● **TASK DESCRIPTION**
Could you copy out every row below word for word, leaving out the pictures?

-------

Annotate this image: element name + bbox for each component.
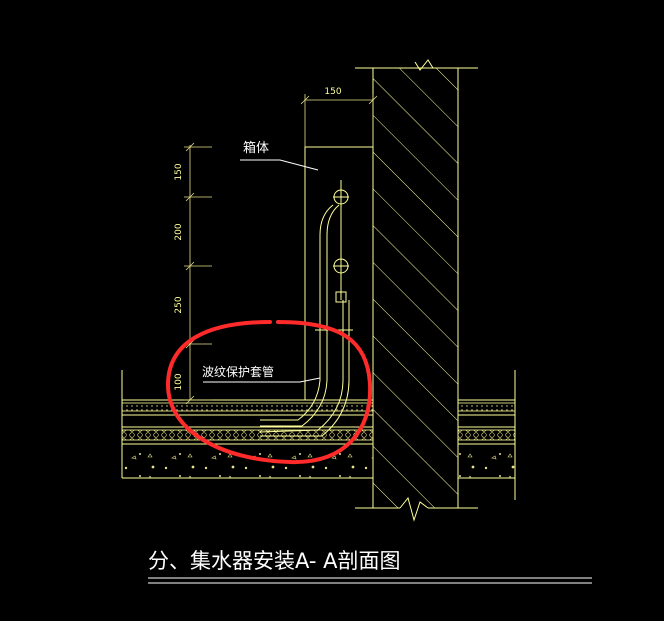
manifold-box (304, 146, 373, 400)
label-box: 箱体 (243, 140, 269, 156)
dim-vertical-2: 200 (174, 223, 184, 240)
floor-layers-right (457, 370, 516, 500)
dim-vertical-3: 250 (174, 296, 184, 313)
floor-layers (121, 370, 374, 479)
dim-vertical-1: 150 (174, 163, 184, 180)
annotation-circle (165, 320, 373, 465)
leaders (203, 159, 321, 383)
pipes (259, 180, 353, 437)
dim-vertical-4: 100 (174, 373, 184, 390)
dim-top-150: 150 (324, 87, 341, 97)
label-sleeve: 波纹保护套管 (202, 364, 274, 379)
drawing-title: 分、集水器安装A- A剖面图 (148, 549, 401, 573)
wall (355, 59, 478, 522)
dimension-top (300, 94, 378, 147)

-------

● **RESULT OF THIS TASK**
Annotate this image: element name + bbox for each component.
manifold-box (304, 146, 373, 400)
label-box: 箱体 (243, 140, 269, 156)
dim-vertical-2: 200 (174, 223, 184, 240)
floor-layers-right (457, 370, 516, 500)
dim-vertical-3: 250 (174, 296, 184, 313)
floor-layers (121, 370, 374, 479)
dim-vertical-1: 150 (174, 163, 184, 180)
annotation-circle (165, 320, 373, 465)
leaders (203, 159, 321, 383)
pipes (259, 180, 353, 437)
dim-vertical-4: 100 (174, 373, 184, 390)
dim-top-150: 150 (324, 87, 341, 97)
label-sleeve: 波纹保护套管 (202, 364, 274, 379)
drawing-title: 分、集水器安装A- A剖面图 (148, 549, 401, 573)
wall (355, 59, 478, 522)
dimension-top (300, 94, 378, 147)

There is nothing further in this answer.